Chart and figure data
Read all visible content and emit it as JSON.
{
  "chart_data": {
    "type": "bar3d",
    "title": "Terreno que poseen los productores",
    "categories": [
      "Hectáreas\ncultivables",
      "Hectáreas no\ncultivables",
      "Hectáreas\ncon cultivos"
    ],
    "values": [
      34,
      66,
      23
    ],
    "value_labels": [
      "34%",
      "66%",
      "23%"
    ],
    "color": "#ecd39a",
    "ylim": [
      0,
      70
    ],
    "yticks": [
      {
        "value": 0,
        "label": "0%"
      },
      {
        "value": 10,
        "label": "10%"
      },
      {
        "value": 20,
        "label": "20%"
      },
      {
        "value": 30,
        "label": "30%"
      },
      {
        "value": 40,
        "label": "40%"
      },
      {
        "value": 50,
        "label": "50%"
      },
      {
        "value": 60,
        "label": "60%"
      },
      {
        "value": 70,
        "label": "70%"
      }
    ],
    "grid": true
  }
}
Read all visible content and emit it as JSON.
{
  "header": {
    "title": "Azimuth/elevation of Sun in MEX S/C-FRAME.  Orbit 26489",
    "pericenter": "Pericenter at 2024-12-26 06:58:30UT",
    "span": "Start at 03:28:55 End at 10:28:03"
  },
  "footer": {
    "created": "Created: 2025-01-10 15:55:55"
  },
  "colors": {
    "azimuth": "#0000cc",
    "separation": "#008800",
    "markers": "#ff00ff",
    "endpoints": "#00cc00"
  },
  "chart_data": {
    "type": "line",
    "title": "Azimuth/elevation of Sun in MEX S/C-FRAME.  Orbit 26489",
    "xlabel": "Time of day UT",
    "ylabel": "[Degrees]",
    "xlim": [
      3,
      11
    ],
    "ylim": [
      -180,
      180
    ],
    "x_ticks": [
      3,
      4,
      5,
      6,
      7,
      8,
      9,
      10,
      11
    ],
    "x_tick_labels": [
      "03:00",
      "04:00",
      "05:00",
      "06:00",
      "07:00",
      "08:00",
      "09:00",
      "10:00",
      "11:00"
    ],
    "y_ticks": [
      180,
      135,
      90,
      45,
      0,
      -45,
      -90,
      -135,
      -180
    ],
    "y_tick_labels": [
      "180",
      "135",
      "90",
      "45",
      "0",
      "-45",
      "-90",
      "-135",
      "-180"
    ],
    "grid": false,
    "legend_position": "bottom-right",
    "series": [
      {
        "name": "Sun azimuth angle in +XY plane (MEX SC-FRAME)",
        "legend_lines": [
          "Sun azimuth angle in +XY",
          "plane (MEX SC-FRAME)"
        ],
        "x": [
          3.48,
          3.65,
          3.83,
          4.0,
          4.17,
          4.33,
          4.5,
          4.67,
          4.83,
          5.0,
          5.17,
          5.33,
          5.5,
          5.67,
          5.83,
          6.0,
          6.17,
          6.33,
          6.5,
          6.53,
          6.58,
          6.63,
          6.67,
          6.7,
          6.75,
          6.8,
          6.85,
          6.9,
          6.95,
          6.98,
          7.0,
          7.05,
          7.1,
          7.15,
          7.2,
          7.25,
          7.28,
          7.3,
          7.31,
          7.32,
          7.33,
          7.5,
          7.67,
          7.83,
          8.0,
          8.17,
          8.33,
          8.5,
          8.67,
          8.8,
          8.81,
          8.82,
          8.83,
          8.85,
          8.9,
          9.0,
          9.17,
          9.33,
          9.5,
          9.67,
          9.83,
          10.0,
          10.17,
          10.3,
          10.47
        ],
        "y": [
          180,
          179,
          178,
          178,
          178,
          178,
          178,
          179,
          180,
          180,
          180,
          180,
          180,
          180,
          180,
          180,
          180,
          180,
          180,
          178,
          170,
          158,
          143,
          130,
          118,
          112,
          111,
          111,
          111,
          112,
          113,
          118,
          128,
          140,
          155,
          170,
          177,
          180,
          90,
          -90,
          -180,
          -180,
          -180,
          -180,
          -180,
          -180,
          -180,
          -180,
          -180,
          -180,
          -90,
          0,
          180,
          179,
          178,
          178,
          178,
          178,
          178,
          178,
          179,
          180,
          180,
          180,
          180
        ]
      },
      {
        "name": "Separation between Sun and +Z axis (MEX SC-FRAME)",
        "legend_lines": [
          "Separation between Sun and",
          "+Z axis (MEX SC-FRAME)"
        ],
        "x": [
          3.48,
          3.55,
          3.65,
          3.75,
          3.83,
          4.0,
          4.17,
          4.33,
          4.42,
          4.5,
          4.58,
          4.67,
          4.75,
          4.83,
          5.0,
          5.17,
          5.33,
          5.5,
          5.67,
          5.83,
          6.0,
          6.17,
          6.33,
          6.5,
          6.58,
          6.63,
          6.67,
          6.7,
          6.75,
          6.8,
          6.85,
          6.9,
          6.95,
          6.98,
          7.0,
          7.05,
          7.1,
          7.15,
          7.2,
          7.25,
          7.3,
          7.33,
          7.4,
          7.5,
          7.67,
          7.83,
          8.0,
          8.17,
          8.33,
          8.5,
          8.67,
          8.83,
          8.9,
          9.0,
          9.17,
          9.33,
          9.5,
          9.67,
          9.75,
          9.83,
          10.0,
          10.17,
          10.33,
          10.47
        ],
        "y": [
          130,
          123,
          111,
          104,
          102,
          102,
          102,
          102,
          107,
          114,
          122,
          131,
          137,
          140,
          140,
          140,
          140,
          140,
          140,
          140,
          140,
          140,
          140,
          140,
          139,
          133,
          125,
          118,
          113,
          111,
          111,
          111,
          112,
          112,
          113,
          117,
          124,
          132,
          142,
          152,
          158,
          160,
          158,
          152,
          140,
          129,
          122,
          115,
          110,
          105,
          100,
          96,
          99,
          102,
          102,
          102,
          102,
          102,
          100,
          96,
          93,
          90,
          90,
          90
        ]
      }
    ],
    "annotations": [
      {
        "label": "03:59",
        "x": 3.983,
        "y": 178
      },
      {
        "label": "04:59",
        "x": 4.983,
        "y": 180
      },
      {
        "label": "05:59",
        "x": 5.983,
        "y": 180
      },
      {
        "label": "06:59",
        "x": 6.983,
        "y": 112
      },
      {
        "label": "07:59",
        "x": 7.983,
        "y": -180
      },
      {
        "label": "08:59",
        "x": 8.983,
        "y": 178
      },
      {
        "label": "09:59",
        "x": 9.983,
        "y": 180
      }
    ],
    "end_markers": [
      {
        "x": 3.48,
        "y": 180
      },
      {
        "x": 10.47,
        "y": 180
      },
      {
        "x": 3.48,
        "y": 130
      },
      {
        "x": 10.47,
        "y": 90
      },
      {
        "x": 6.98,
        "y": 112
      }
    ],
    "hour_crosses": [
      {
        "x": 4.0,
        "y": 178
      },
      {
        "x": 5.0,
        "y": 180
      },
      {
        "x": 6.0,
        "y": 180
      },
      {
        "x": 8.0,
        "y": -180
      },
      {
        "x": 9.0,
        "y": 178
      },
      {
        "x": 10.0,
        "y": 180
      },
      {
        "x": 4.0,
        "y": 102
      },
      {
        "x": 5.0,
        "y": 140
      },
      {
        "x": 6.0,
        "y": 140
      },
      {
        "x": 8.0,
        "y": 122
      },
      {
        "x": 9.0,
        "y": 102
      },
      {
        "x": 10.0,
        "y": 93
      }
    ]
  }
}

■ What the exercise asks:
Repeat the material above in full, keeping every word.

■ The completed task:
Read all visible content and emit it as JSON.
{
  "chart_data": {
    "type": "bar3d",
    "title": "Terreno que poseen los productores",
    "categories": [
      "Hectáreas\ncultivables",
      "Hectáreas no\ncultivables",
      "Hectáreas\ncon cultivos"
    ],
    "values": [
      34,
      66,
      23
    ],
    "value_labels": [
      "34%",
      "66%",
      "23%"
    ],
    "color": "#ecd39a",
    "ylim": [
      0,
      70
    ],
    "yticks": [
      {
        "value": 0,
        "label": "0%"
      },
      {
        "value": 10,
        "label": "10%"
      },
      {
        "value": 20,
        "label": "20%"
      },
      {
        "value": 30,
        "label": "30%"
      },
      {
        "value": 40,
        "label": "40%"
      },
      {
        "value": 50,
        "label": "50%"
      },
      {
        "value": 60,
        "label": "60%"
      },
      {
        "value": 70,
        "label": "70%"
      }
    ],
    "grid": true
  }
}
Read all visible content and emit it as JSON.
{
  "header": {
    "title": "Azimuth/elevation of Sun in MEX S/C-FRAME.  Orbit 26489",
    "pericenter": "Pericenter at 2024-12-26 06:58:30UT",
    "span": "Start at 03:28:55 End at 10:28:03"
  },
  "footer": {
    "created": "Created: 2025-01-10 15:55:55"
  },
  "colors": {
    "azimuth": "#0000cc",
    "separation": "#008800",
    "markers": "#ff00ff",
    "endpoints": "#00cc00"
  },
  "chart_data": {
    "type": "line",
    "title": "Azimuth/elevation of Sun in MEX S/C-FRAME.  Orbit 26489",
    "xlabel": "Time of day UT",
    "ylabel": "[Degrees]",
    "xlim": [
      3,
      11
    ],
    "ylim": [
      -180,
      180
    ],
    "x_ticks": [
      3,
      4,
      5,
      6,
      7,
      8,
      9,
      10,
      11
    ],
    "x_tick_labels": [
      "03:00",
      "04:00",
      "05:00",
      "06:00",
      "07:00",
      "08:00",
      "09:00",
      "10:00",
      "11:00"
    ],
    "y_ticks": [
      180,
      135,
      90,
      45,
      0,
      -45,
      -90,
      -135,
      -180
    ],
    "y_tick_labels": [
      "180",
      "135",
      "90",
      "45",
      "0",
      "-45",
      "-90",
      "-135",
      "-180"
    ],
    "grid": false,
    "legend_position": "bottom-right",
    "series": [
      {
        "name": "Sun azimuth angle in +XY plane (MEX SC-FRAME)",
        "legend_lines": [
          "Sun azimuth angle in +XY",
          "plane (MEX SC-FRAME)"
        ],
        "x": [
          3.48,
          3.65,
          3.83,
          4.0,
          4.17,
          4.33,
          4.5,
          4.67,
          4.83,
          5.0,
          5.17,
          5.33,
          5.5,
          5.67,
          5.83,
          6.0,
          6.17,
          6.33,
          6.5,
          6.53,
          6.58,
          6.63,
          6.67,
          6.7,
          6.75,
          6.8,
          6.85,
          6.9,
          6.95,
          6.98,
          7.0,
          7.05,
          7.1,
          7.15,
          7.2,
          7.25,
          7.28,
          7.3,
          7.31,
          7.32,
          7.33,
          7.5,
          7.67,
          7.83,
          8.0,
          8.17,
          8.33,
          8.5,
          8.67,
          8.8,
          8.81,
          8.82,
          8.83,
          8.85,
          8.9,
          9.0,
          9.17,
          9.33,
          9.5,
          9.67,
          9.83,
          10.0,
          10.17,
          10.3,
          10.47
        ],
        "y": [
          180,
          179,
          178,
          178,
          178,
          178,
          178,
          179,
          180,
          180,
          180,
          180,
          180,
          180,
          180,
          180,
          180,
          180,
          180,
          178,
          170,
          158,
          143,
          130,
          118,
          112,
          111,
          111,
          111,
          112,
          113,
          118,
          128,
          140,
          155,
          170,
          177,
          180,
          90,
          -90,
          -180,
          -180,
          -180,
          -180,
          -180,
          -180,
          -180,
          -180,
          -180,
          -180,
          -90,
          0,
          180,
          179,
          178,
          178,
          178,
          178,
          178,
          178,
          179,
          180,
          180,
          180,
          180
        ]
      },
      {
        "name": "Separation between Sun and +Z axis (MEX SC-FRAME)",
        "legend_lines": [
          "Separation between Sun and",
          "+Z axis (MEX SC-FRAME)"
        ],
        "x": [
          3.48,
          3.55,
          3.65,
          3.75,
          3.83,
          4.0,
          4.17,
          4.33,
          4.42,
          4.5,
          4.58,
          4.67,
          4.75,
          4.83,
          5.0,
          5.17,
          5.33,
          5.5,
          5.67,
          5.83,
          6.0,
          6.17,
          6.33,
          6.5,
          6.58,
          6.63,
          6.67,
          6.7,
          6.75,
          6.8,
          6.85,
          6.9,
          6.95,
          6.98,
          7.0,
          7.05,
          7.1,
          7.15,
          7.2,
          7.25,
          7.3,
          7.33,
          7.4,
          7.5,
          7.67,
          7.83,
          8.0,
          8.17,
          8.33,
          8.5,
          8.67,
          8.83,
          8.9,
          9.0,
          9.17,
          9.33,
          9.5,
          9.67,
          9.75,
          9.83,
          10.0,
          10.17,
          10.33,
          10.47
        ],
        "y": [
          130,
          123,
          111,
          104,
          102,
          102,
          102,
          102,
          107,
          114,
          122,
          131,
          137,
          140,
          140,
          140,
          140,
          140,
          140,
          140,
          140,
          140,
          140,
          140,
          139,
          133,
          125,
          118,
          113,
          111,
          111,
          111,
          112,
          112,
          113,
          117,
          124,
          132,
          142,
          152,
          158,
          160,
          158,
          152,
          140,
          129,
          122,
          115,
          110,
          105,
          100,
          96,
          99,
          102,
          102,
          102,
          102,
          102,
          100,
          96,
          93,
          90,
          90,
          90
        ]
      }
    ],
    "annotations": [
      {
        "label": "03:59",
        "x": 3.983,
        "y": 178
      },
      {
        "label": "04:59",
        "x": 4.983,
        "y": 180
      },
      {
        "label": "05:59",
        "x": 5.983,
        "y": 180
      },
      {
        "label": "06:59",
        "x": 6.983,
        "y": 112
      },
      {
        "label": "07:59",
        "x": 7.983,
        "y": -180
      },
      {
        "label": "08:59",
        "x": 8.983,
        "y": 178
      },
      {
        "label": "09:59",
        "x": 9.983,
        "y": 180
      }
    ],
    "end_markers": [
      {
        "x": 3.48,
        "y": 180
      },
      {
        "x": 10.47,
        "y": 180
      },
      {
        "x": 3.48,
        "y": 130
      },
      {
        "x": 10.47,
        "y": 90
      },
      {
        "x": 6.98,
        "y": 112
      }
    ],
    "hour_crosses": [
      {
        "x": 4.0,
        "y": 178
      },
      {
        "x": 5.0,
        "y": 180
      },
      {
        "x": 6.0,
        "y": 180
      },
      {
        "x": 8.0,
        "y": -180
      },
      {
        "x": 9.0,
        "y": 178
      },
      {
        "x": 10.0,
        "y": 180
      },
      {
        "x": 4.0,
        "y": 102
      },
      {
        "x": 5.0,
        "y": 140
      },
      {
        "x": 6.0,
        "y": 140
      },
      {
        "x": 8.0,
        "y": 122
      },
      {
        "x": 9.0,
        "y": 102
      },
      {
        "x": 10.0,
        "y": 93
      }
    ]
  }
}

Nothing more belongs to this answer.